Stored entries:
☆ ☆ ☆ ☆ ☆
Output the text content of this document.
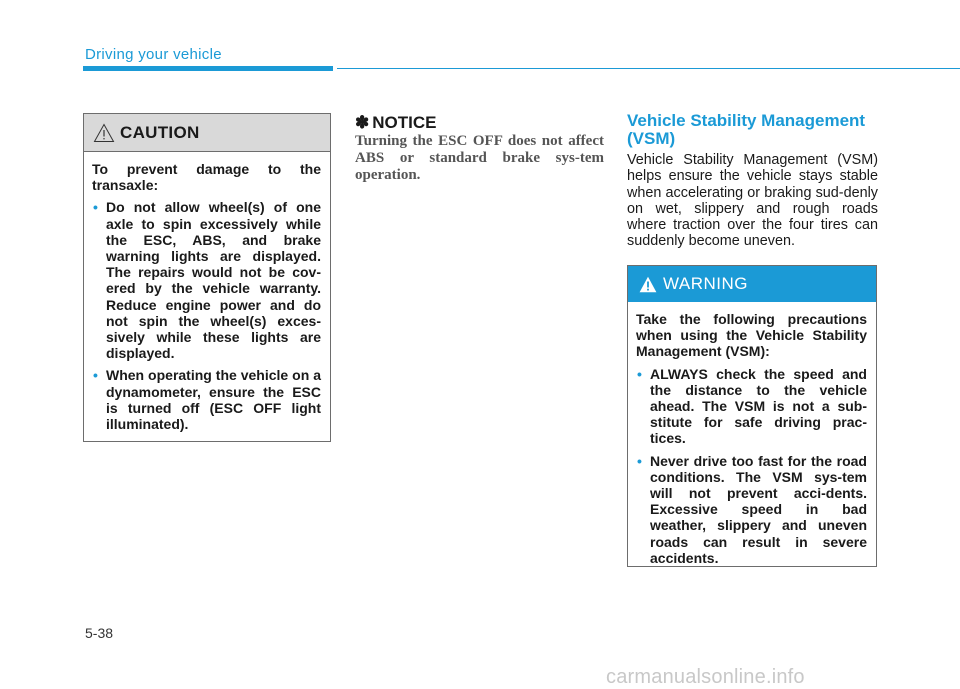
Driving your vehicle
CAUTION

To prevent damage to the transaxle:

• Do not allow wheel(s) of one axle to spin excessively while the ESC, ABS, and brake warning lights are displayed. The repairs would not be cov-ered by the vehicle warranty. Reduce engine power and do not spin the wheel(s) exces-sively while these lights are displayed.
• When operating the vehicle on a dynamometer, ensure the ESC is turned off (ESC OFF light illuminated).
✽ NOTICE

Turning the ESC OFF does not affect ABS or standard brake sys-tem operation.

Vehicle Stability Management (VSM)

Vehicle Stability Management (VSM) helps ensure the vehicle stays stable when accelerating or braking sud-denly on wet, slippery and rough roads where traction over the four tires can suddenly become uneven.

WARNING

Take the following precautions when using the Vehicle Stability Management (VSM):

• ALWAYS check the speed and the distance to the vehicle ahead. The VSM is not a sub-stitute for safe driving prac-tices.
• Never drive too fast for the road conditions. The VSM sys-tem will not prevent acci-dents. Excessive speed in bad weather, slippery and uneven roads can result in severe accidents.
5-38
carmanualsonline.info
☆ ☆ ☆ ☆ ☆
_Stated task_: Print the records word for word and exclude any picture they hold.

_Task output_:
Output the text content of this document.
Driving your vehicle
CAUTION

To prevent damage to the transaxle:

• Do not allow wheel(s) of one axle to spin excessively while the ESC, ABS, and brake warning lights are displayed. The repairs would not be cov-ered by the vehicle warranty. Reduce engine power and do not spin the wheel(s) exces-sively while these lights are displayed.
• When operating the vehicle on a dynamometer, ensure the ESC is turned off (ESC OFF light illuminated).
✽ NOTICE

Turning the ESC OFF does not affect ABS or standard brake sys-tem operation.

Vehicle Stability Management (VSM)

Vehicle Stability Management (VSM) helps ensure the vehicle stays stable when accelerating or braking sud-denly on wet, slippery and rough roads where traction over the four tires can suddenly become uneven.

WARNING

Take the following precautions when using the Vehicle Stability Management (VSM):

• ALWAYS check the speed and the distance to the vehicle ahead. The VSM is not a sub-stitute for safe driving prac-tices.
• Never drive too fast for the road conditions. The VSM sys-tem will not prevent acci-dents. Excessive speed in bad weather, slippery and uneven roads can result in severe accidents.
5-38
carmanualsonline.info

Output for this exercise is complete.